* Records *
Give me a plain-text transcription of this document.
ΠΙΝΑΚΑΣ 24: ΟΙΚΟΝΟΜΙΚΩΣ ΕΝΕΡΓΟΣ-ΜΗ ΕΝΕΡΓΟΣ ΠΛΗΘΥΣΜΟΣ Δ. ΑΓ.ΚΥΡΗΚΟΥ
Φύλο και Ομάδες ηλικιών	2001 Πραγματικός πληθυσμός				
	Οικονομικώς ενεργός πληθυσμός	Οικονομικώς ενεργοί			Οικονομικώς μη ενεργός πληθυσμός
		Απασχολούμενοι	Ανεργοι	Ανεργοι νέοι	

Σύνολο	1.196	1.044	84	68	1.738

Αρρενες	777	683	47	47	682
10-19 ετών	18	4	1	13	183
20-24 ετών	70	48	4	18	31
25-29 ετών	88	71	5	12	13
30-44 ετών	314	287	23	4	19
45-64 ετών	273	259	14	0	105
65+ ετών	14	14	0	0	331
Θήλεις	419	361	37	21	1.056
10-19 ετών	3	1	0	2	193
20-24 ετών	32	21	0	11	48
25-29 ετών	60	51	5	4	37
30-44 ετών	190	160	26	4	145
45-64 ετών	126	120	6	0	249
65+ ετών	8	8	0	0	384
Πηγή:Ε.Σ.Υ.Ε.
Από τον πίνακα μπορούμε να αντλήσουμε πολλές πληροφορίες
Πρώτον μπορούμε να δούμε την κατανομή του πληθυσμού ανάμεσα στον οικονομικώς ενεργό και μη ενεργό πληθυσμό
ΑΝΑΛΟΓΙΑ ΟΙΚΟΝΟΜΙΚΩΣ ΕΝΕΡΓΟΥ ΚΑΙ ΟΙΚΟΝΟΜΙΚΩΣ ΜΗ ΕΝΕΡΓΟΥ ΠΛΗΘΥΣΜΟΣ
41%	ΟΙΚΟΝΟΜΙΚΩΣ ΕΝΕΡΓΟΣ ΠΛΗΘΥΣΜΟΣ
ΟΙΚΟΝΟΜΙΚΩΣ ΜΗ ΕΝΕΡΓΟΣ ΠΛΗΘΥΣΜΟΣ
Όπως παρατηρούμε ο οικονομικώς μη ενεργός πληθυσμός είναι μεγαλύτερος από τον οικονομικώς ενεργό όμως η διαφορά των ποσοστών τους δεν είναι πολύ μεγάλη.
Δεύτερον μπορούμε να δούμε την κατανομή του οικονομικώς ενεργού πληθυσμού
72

* * *

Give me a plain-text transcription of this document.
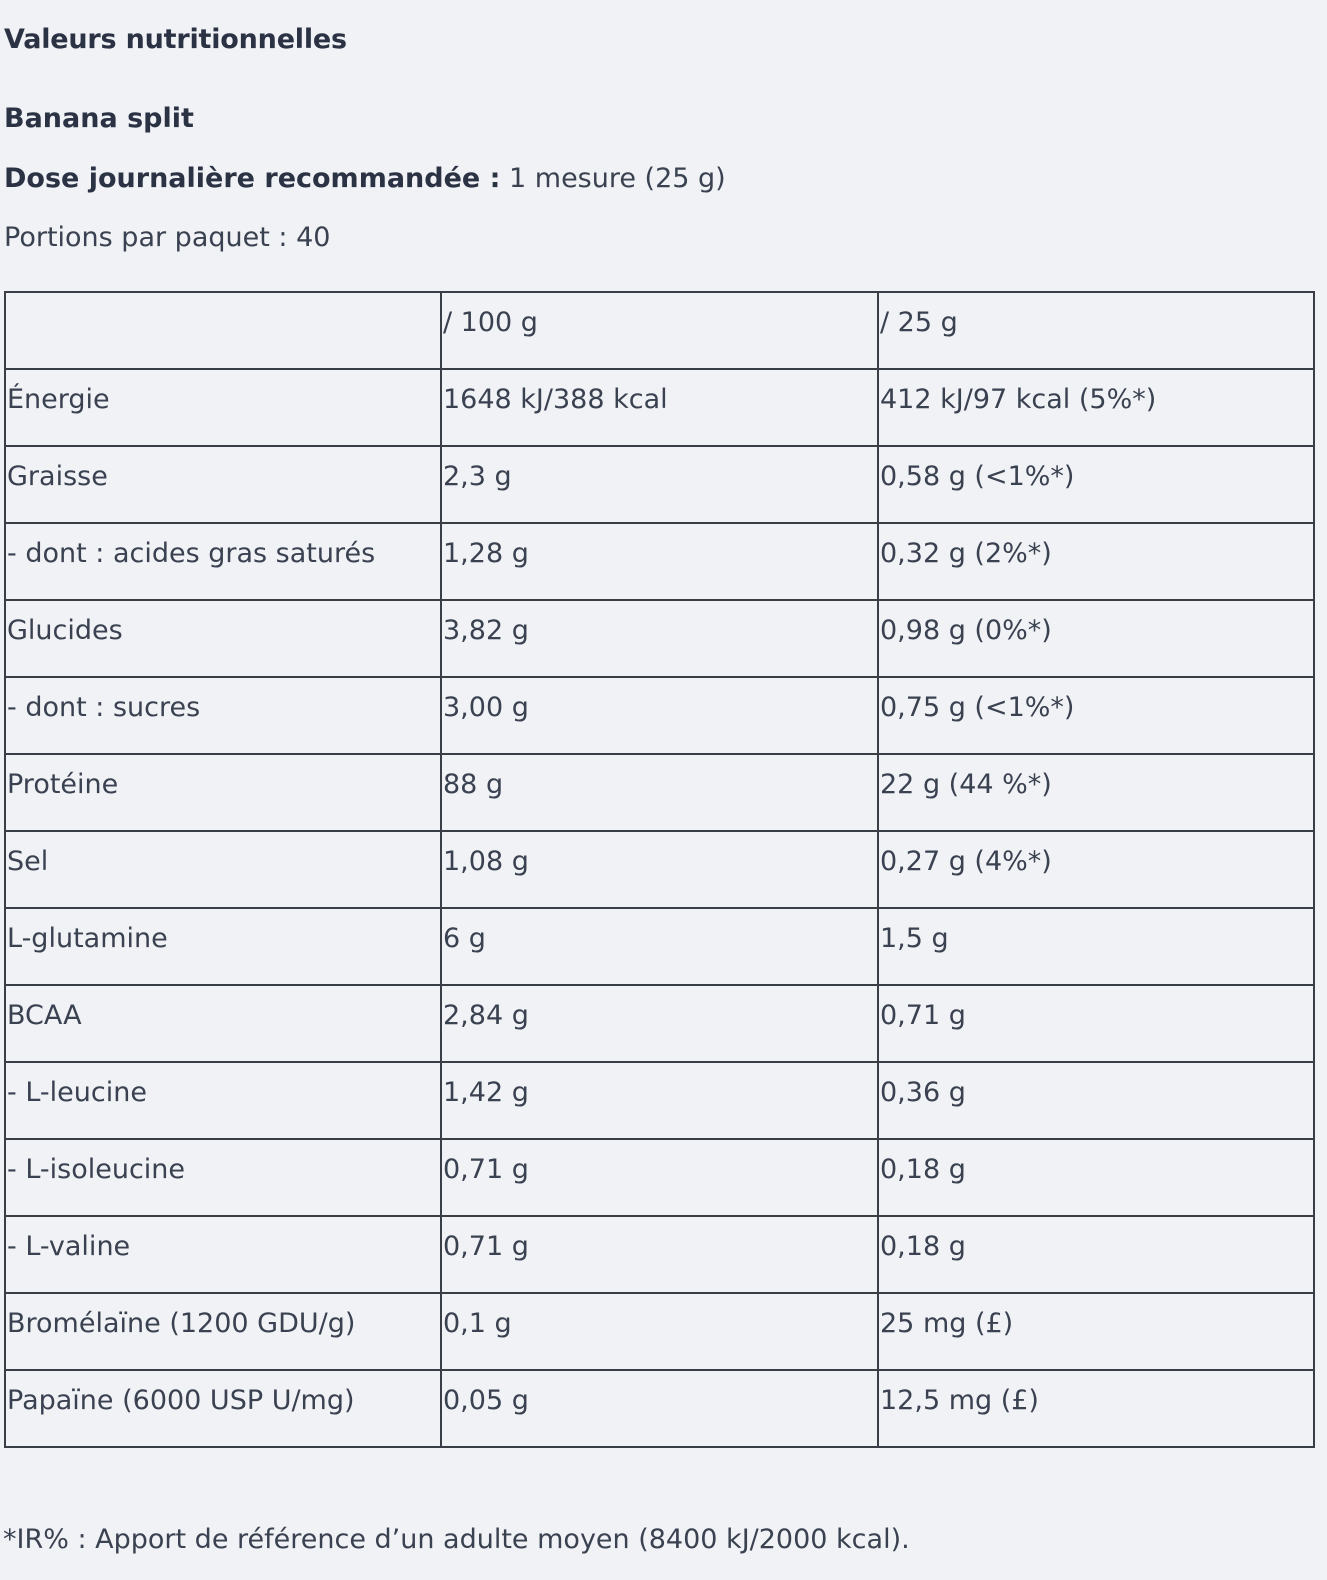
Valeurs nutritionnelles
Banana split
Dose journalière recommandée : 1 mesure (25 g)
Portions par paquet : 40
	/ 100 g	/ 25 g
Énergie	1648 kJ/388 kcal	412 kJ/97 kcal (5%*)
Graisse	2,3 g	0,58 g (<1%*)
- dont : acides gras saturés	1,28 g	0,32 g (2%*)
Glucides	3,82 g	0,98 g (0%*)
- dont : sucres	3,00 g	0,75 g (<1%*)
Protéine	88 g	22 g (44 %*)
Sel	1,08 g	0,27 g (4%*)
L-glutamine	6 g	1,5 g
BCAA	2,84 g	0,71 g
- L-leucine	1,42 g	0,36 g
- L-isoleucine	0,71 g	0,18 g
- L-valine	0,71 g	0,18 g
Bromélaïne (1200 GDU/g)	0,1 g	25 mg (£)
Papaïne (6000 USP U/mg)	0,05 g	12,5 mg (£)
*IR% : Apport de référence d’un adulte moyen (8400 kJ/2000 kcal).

* Directions for this task *
Count how many lines in the data above hold the string "ενεργός", and give the number with no other words.

* Exercise answer *
2